### Task details
Repeat, without any change, the entries presented below.

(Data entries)
_ _ _ _ _ _ _
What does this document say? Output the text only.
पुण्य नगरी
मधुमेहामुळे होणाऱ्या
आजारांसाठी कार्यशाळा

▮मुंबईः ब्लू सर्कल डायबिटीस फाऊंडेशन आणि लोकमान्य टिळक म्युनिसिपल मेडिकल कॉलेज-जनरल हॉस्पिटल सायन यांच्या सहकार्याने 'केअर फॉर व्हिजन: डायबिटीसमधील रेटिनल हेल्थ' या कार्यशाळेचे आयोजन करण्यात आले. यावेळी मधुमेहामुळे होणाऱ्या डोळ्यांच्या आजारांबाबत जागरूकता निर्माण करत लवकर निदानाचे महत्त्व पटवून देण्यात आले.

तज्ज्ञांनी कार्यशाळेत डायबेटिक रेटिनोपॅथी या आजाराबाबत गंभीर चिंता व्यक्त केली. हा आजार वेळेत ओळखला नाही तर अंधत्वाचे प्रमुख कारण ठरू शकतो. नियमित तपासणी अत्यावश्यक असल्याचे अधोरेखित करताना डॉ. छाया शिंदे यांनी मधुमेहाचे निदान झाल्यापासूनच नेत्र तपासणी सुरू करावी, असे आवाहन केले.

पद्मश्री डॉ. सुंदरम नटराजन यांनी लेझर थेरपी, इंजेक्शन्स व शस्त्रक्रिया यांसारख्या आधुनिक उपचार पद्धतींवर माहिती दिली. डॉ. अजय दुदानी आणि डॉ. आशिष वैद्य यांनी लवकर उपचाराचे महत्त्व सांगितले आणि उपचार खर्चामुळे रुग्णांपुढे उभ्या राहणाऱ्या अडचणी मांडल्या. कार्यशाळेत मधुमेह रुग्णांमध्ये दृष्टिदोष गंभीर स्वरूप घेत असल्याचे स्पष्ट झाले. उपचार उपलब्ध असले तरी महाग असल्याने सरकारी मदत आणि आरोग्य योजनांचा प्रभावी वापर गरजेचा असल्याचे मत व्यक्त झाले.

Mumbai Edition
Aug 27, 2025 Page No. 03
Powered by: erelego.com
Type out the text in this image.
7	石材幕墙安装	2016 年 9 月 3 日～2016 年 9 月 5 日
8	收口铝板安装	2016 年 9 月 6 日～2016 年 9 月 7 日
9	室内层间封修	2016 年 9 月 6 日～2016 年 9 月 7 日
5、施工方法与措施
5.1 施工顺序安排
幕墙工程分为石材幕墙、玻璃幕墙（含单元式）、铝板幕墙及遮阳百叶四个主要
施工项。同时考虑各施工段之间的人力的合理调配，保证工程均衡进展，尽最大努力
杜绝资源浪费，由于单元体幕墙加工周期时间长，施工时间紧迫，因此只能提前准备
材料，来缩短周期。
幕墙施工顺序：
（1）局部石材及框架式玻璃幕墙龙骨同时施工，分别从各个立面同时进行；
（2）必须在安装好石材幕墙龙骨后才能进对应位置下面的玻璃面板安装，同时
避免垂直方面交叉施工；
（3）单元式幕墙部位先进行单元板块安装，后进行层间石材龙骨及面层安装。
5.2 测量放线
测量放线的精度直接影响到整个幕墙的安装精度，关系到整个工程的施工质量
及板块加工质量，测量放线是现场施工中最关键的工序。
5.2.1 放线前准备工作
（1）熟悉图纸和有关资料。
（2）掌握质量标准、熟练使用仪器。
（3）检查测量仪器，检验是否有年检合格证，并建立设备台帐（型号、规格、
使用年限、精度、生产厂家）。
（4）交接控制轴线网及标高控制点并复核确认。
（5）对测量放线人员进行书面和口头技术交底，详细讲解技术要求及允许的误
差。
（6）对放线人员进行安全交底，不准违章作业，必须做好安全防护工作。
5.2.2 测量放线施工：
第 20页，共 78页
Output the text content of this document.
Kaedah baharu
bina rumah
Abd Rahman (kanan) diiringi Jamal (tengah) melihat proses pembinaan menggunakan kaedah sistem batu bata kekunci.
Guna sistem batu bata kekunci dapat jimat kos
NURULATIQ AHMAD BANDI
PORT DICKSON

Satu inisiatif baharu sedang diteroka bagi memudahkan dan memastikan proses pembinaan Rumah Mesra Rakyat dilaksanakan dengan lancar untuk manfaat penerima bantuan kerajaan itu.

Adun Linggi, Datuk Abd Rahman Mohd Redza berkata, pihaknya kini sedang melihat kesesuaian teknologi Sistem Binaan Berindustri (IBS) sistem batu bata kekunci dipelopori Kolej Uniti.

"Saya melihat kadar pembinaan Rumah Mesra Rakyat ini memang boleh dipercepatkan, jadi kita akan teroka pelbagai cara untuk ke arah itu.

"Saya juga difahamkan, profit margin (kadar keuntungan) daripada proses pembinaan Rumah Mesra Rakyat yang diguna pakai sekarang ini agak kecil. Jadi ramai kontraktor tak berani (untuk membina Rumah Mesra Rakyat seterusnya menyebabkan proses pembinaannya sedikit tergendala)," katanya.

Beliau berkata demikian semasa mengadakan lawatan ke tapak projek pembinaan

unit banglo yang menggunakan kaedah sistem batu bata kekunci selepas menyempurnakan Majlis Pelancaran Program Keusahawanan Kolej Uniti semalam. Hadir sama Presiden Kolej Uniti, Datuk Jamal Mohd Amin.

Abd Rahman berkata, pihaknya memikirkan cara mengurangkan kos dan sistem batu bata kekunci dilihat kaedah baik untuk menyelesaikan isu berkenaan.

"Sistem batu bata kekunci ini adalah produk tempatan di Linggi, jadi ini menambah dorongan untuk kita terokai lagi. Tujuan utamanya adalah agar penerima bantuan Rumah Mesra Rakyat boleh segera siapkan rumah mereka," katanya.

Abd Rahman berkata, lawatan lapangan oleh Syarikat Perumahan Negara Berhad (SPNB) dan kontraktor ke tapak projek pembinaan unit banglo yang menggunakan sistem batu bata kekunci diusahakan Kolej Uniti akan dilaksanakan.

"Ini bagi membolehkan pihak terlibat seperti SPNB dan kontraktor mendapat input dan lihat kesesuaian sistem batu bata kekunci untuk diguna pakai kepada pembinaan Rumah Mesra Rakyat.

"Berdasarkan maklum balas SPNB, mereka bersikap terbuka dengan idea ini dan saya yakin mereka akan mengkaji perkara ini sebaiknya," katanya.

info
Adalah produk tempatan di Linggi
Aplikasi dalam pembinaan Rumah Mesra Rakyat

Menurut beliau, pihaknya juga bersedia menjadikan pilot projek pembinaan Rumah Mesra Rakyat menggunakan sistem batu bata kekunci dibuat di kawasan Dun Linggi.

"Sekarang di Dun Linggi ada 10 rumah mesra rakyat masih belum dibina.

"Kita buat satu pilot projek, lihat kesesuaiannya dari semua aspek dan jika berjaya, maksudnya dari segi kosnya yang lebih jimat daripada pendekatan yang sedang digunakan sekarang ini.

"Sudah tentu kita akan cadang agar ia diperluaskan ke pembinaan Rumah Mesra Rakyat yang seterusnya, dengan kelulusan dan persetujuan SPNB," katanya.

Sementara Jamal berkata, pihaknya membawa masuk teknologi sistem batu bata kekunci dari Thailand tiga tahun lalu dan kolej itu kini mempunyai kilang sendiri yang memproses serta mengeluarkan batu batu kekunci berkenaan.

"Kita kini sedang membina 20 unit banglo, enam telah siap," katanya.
_ _ _ _ _ _ _
### Solution for this exercise
What does this document say? Output the text only.
पुण्य नगरी
मधुमेहामुळे होणाऱ्या
आजारांसाठी कार्यशाळा

▮मुंबईः ब्लू सर्कल डायबिटीस फाऊंडेशन आणि लोकमान्य टिळक म्युनिसिपल मेडिकल कॉलेज-जनरल हॉस्पिटल सायन यांच्या सहकार्याने 'केअर फॉर व्हिजन: डायबिटीसमधील रेटिनल हेल्थ' या कार्यशाळेचे आयोजन करण्यात आले. यावेळी मधुमेहामुळे होणाऱ्या डोळ्यांच्या आजारांबाबत जागरूकता निर्माण करत लवकर निदानाचे महत्त्व पटवून देण्यात आले.

तज्ज्ञांनी कार्यशाळेत डायबेटिक रेटिनोपॅथी या आजाराबाबत गंभीर चिंता व्यक्त केली. हा आजार वेळेत ओळखला नाही तर अंधत्वाचे प्रमुख कारण ठरू शकतो. नियमित तपासणी अत्यावश्यक असल्याचे अधोरेखित करताना डॉ. छाया शिंदे यांनी मधुमेहाचे निदान झाल्यापासूनच नेत्र तपासणी सुरू करावी, असे आवाहन केले.

पद्मश्री डॉ. सुंदरम नटराजन यांनी लेझर थेरपी, इंजेक्शन्स व शस्त्रक्रिया यांसारख्या आधुनिक उपचार पद्धतींवर माहिती दिली. डॉ. अजय दुदानी आणि डॉ. आशिष वैद्य यांनी लवकर उपचाराचे महत्त्व सांगितले आणि उपचार खर्चामुळे रुग्णांपुढे उभ्या राहणाऱ्या अडचणी मांडल्या. कार्यशाळेत मधुमेह रुग्णांमध्ये दृष्टिदोष गंभीर स्वरूप घेत असल्याचे स्पष्ट झाले. उपचार उपलब्ध असले तरी महाग असल्याने सरकारी मदत आणि आरोग्य योजनांचा प्रभावी वापर गरजेचा असल्याचे मत व्यक्त झाले.

Mumbai Edition
Aug 27, 2025 Page No. 03
Powered by: erelego.com
Type out the text in this image.
7	石材幕墙安装	2016 年 9 月 3 日～2016 年 9 月 5 日
8	收口铝板安装	2016 年 9 月 6 日～2016 年 9 月 7 日
9	室内层间封修	2016 年 9 月 6 日～2016 年 9 月 7 日
5、施工方法与措施
5.1 施工顺序安排
幕墙工程分为石材幕墙、玻璃幕墙（含单元式）、铝板幕墙及遮阳百叶四个主要
施工项。同时考虑各施工段之间的人力的合理调配，保证工程均衡进展，尽最大努力
杜绝资源浪费，由于单元体幕墙加工周期时间长，施工时间紧迫，因此只能提前准备
材料，来缩短周期。
幕墙施工顺序：
（1）局部石材及框架式玻璃幕墙龙骨同时施工，分别从各个立面同时进行；
（2）必须在安装好石材幕墙龙骨后才能进对应位置下面的玻璃面板安装，同时
避免垂直方面交叉施工；
（3）单元式幕墙部位先进行单元板块安装，后进行层间石材龙骨及面层安装。
5.2 测量放线
测量放线的精度直接影响到整个幕墙的安装精度，关系到整个工程的施工质量
及板块加工质量，测量放线是现场施工中最关键的工序。
5.2.1 放线前准备工作
（1）熟悉图纸和有关资料。
（2）掌握质量标准、熟练使用仪器。
（3）检查测量仪器，检验是否有年检合格证，并建立设备台帐（型号、规格、
使用年限、精度、生产厂家）。
（4）交接控制轴线网及标高控制点并复核确认。
（5）对测量放线人员进行书面和口头技术交底，详细讲解技术要求及允许的误
差。
（6）对放线人员进行安全交底，不准违章作业，必须做好安全防护工作。
5.2.2 测量放线施工：
第 20页，共 78页
Output the text content of this document.
Kaedah baharu
bina rumah
Abd Rahman (kanan) diiringi Jamal (tengah) melihat proses pembinaan menggunakan kaedah sistem batu bata kekunci.
Guna sistem batu bata kekunci dapat jimat kos
NURULATIQ AHMAD BANDI
PORT DICKSON

Satu inisiatif baharu sedang diteroka bagi memudahkan dan memastikan proses pembinaan Rumah Mesra Rakyat dilaksanakan dengan lancar untuk manfaat penerima bantuan kerajaan itu.

Adun Linggi, Datuk Abd Rahman Mohd Redza berkata, pihaknya kini sedang melihat kesesuaian teknologi Sistem Binaan Berindustri (IBS) sistem batu bata kekunci dipelopori Kolej Uniti.

"Saya melihat kadar pembinaan Rumah Mesra Rakyat ini memang boleh dipercepatkan, jadi kita akan teroka pelbagai cara untuk ke arah itu.

"Saya juga difahamkan, profit margin (kadar keuntungan) daripada proses pembinaan Rumah Mesra Rakyat yang diguna pakai sekarang ini agak kecil. Jadi ramai kontraktor tak berani (untuk membina Rumah Mesra Rakyat seterusnya menyebabkan proses pembinaannya sedikit tergendala)," katanya.

Beliau berkata demikian semasa mengadakan lawatan ke tapak projek pembinaan

unit banglo yang menggunakan kaedah sistem batu bata kekunci selepas menyempurnakan Majlis Pelancaran Program Keusahawanan Kolej Uniti semalam. Hadir sama Presiden Kolej Uniti, Datuk Jamal Mohd Amin.

Abd Rahman berkata, pihaknya memikirkan cara mengurangkan kos dan sistem batu bata kekunci dilihat kaedah baik untuk menyelesaikan isu berkenaan.

"Sistem batu bata kekunci ini adalah produk tempatan di Linggi, jadi ini menambah dorongan untuk kita terokai lagi. Tujuan utamanya adalah agar penerima bantuan Rumah Mesra Rakyat boleh segera siapkan rumah mereka," katanya.

Abd Rahman berkata, lawatan lapangan oleh Syarikat Perumahan Negara Berhad (SPNB) dan kontraktor ke tapak projek pembinaan unit banglo yang menggunakan sistem batu bata kekunci diusahakan Kolej Uniti akan dilaksanakan.

"Ini bagi membolehkan pihak terlibat seperti SPNB dan kontraktor mendapat input dan lihat kesesuaian sistem batu bata kekunci untuk diguna pakai kepada pembinaan Rumah Mesra Rakyat.

"Berdasarkan maklum balas SPNB, mereka bersikap terbuka dengan idea ini dan saya yakin mereka akan mengkaji perkara ini sebaiknya," katanya.

info
Adalah produk tempatan di Linggi
Aplikasi dalam pembinaan Rumah Mesra Rakyat

Menurut beliau, pihaknya juga bersedia menjadikan pilot projek pembinaan Rumah Mesra Rakyat menggunakan sistem batu bata kekunci dibuat di kawasan Dun Linggi.

"Sekarang di Dun Linggi ada 10 rumah mesra rakyat masih belum dibina.

"Kita buat satu pilot projek, lihat kesesuaiannya dari semua aspek dan jika berjaya, maksudnya dari segi kosnya yang lebih jimat daripada pendekatan yang sedang digunakan sekarang ini.

"Sudah tentu kita akan cadang agar ia diperluaskan ke pembinaan Rumah Mesra Rakyat yang seterusnya, dengan kelulusan dan persetujuan SPNB," katanya.

Sementara Jamal berkata, pihaknya membawa masuk teknologi sistem batu bata kekunci dari Thailand tiga tahun lalu dan kolej itu kini mempunyai kilang sendiri yang memproses serta mengeluarkan batu batu kekunci berkenaan.

"Kita kini sedang membina 20 unit banglo, enam telah siap," katanya.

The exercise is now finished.